▸ Exercise aim
Go through the listing below and gather every line with the word "Informacja".

▸ Extracted data entries
====

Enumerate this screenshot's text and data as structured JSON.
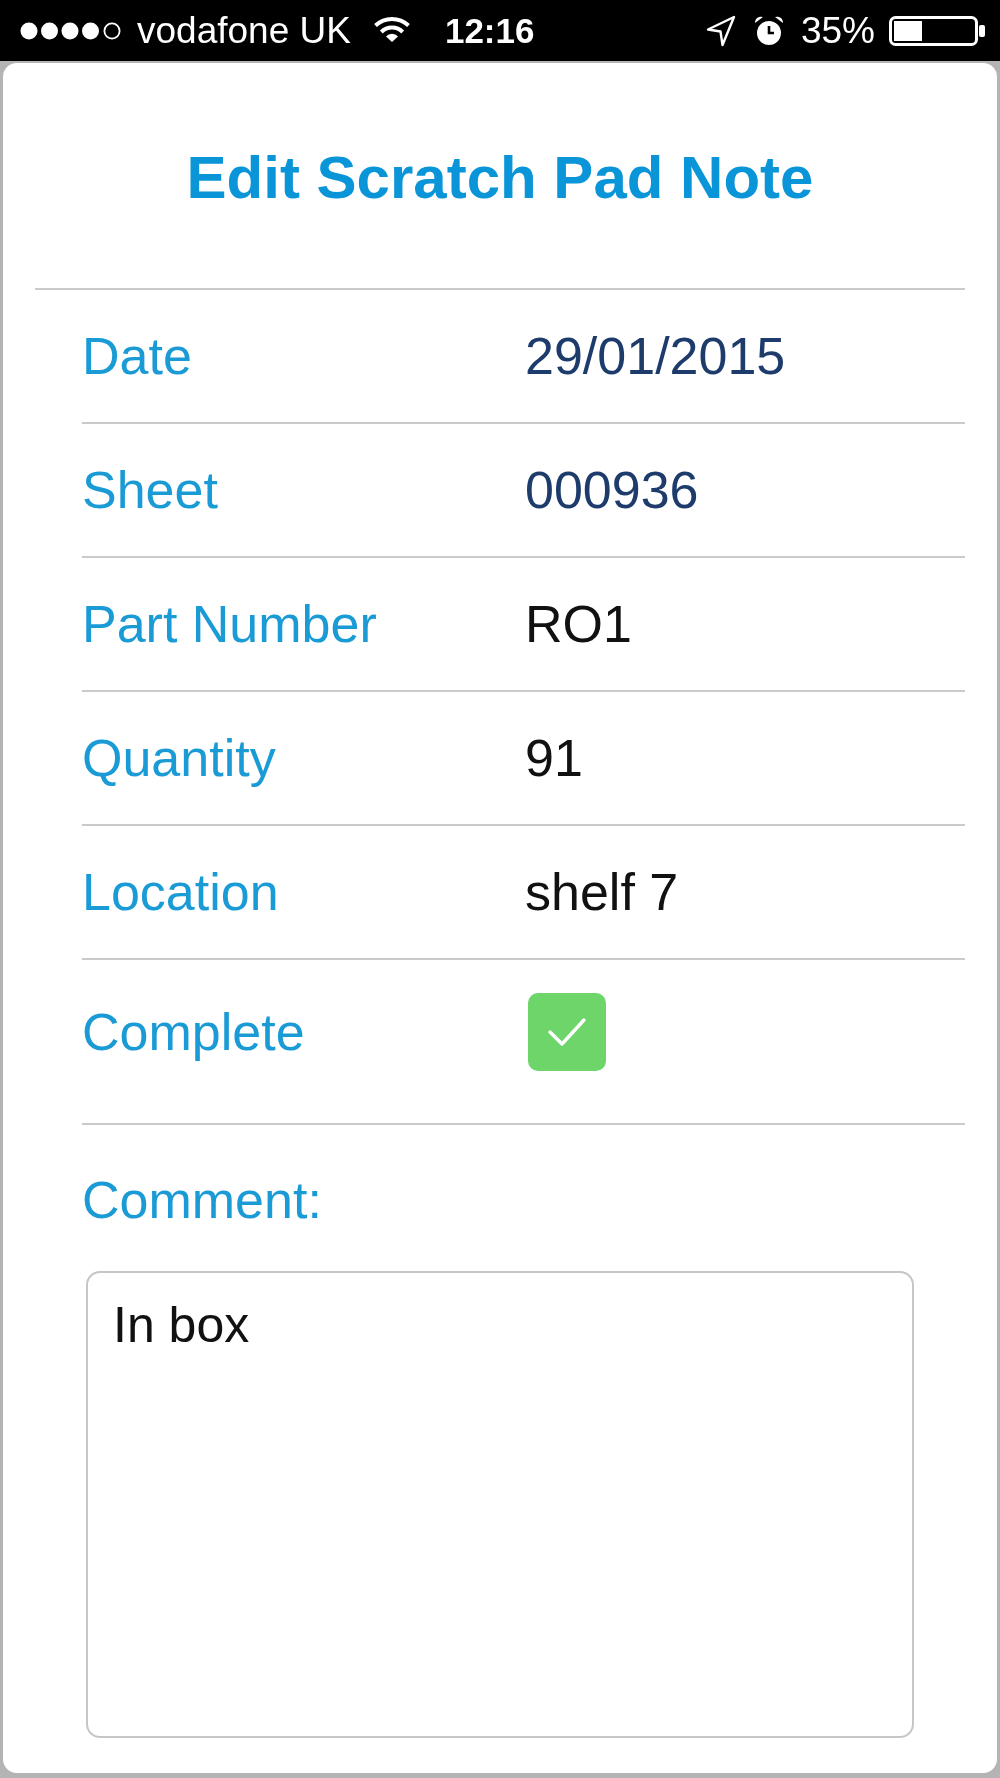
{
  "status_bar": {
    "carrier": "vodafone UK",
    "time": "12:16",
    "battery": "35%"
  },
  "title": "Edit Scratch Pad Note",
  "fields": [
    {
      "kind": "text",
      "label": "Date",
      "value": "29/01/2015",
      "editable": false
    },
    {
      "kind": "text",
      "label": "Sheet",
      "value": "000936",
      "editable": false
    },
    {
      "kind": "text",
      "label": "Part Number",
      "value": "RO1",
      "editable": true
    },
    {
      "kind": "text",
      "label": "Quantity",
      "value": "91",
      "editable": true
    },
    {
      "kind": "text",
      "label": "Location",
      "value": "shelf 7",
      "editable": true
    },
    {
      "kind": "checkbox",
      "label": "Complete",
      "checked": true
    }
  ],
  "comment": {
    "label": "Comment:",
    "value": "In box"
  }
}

====

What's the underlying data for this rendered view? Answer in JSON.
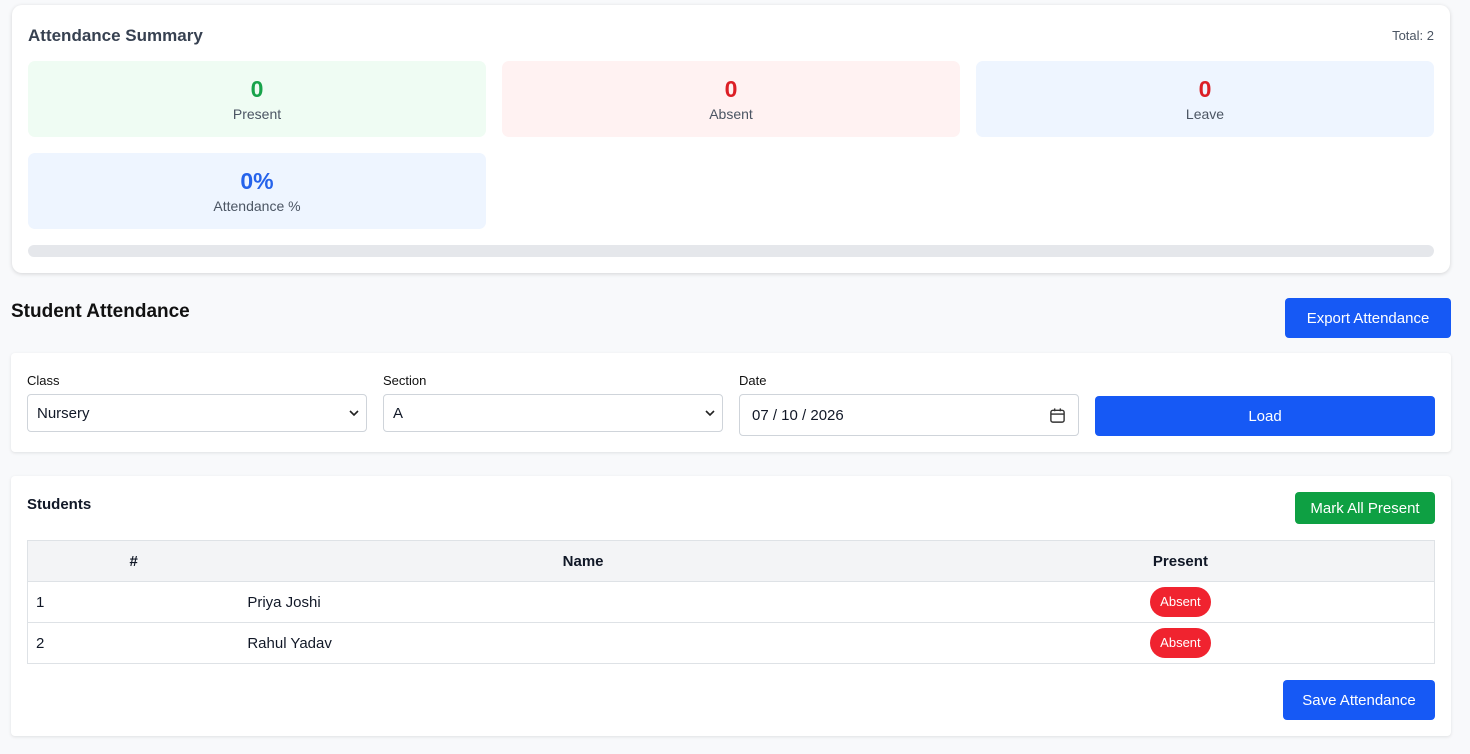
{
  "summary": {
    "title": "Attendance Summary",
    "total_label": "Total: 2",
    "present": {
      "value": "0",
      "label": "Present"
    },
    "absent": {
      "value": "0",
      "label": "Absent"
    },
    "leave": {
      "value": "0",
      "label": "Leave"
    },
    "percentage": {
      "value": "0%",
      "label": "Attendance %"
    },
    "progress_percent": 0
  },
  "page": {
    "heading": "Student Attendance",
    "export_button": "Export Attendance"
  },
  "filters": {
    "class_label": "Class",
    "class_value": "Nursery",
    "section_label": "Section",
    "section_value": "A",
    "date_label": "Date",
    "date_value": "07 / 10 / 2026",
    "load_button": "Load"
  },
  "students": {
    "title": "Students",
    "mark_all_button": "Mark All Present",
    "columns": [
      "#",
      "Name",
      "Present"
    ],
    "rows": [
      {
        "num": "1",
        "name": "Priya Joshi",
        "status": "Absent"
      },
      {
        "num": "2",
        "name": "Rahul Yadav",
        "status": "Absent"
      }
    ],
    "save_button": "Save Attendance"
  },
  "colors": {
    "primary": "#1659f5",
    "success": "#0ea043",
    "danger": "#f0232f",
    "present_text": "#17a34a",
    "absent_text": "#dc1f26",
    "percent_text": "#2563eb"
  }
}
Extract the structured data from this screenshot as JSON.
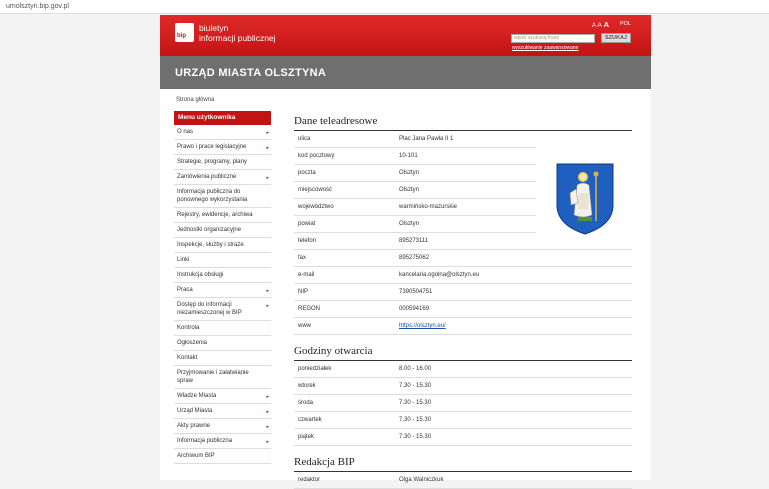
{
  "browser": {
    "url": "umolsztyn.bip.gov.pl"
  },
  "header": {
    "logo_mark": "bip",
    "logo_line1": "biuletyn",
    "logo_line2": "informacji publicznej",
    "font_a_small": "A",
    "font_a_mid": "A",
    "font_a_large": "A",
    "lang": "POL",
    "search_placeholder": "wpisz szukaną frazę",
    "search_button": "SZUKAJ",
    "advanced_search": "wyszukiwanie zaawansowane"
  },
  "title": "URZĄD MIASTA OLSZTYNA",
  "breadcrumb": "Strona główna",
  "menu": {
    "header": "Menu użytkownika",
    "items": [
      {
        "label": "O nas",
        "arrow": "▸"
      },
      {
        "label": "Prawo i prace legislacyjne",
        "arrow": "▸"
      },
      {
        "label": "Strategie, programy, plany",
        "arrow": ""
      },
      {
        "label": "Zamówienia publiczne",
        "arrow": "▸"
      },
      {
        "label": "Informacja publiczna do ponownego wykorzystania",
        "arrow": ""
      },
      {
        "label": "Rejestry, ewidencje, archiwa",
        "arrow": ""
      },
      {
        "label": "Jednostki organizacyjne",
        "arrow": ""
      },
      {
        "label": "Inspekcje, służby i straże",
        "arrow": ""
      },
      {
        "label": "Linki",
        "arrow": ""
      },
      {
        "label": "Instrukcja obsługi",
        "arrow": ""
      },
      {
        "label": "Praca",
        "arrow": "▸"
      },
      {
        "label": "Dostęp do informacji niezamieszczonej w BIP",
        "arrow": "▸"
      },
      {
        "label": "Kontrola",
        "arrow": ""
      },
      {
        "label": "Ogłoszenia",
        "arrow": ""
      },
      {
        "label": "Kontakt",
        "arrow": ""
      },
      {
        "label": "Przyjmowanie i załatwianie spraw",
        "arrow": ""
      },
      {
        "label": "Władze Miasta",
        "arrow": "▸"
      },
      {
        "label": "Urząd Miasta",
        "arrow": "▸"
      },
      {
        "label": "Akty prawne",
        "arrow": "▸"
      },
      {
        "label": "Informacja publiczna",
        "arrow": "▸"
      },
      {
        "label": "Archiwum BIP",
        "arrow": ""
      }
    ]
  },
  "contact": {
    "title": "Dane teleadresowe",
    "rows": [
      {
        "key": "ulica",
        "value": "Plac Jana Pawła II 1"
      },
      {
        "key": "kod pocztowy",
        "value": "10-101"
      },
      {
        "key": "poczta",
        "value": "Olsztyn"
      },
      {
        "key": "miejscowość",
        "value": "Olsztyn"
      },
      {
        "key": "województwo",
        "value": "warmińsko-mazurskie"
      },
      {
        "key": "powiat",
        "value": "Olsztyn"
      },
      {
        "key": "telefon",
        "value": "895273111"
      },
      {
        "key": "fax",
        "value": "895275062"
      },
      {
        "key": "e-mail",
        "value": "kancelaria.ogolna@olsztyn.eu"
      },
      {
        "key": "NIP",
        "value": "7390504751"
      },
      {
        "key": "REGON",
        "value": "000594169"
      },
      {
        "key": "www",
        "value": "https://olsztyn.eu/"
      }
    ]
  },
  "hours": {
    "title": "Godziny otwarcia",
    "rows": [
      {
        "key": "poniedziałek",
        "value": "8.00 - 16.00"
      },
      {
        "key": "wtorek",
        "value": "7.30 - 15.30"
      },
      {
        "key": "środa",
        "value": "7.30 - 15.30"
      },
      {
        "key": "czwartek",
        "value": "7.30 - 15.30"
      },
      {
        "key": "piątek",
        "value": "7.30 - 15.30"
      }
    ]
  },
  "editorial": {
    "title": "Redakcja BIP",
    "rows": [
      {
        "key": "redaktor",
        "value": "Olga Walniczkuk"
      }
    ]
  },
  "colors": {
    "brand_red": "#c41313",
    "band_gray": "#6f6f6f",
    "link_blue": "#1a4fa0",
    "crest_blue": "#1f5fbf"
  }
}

====

▸ Output below
        "label": "Informacja publiczna do ponownego wykorzystania",
        "label": "Informacja publiczna",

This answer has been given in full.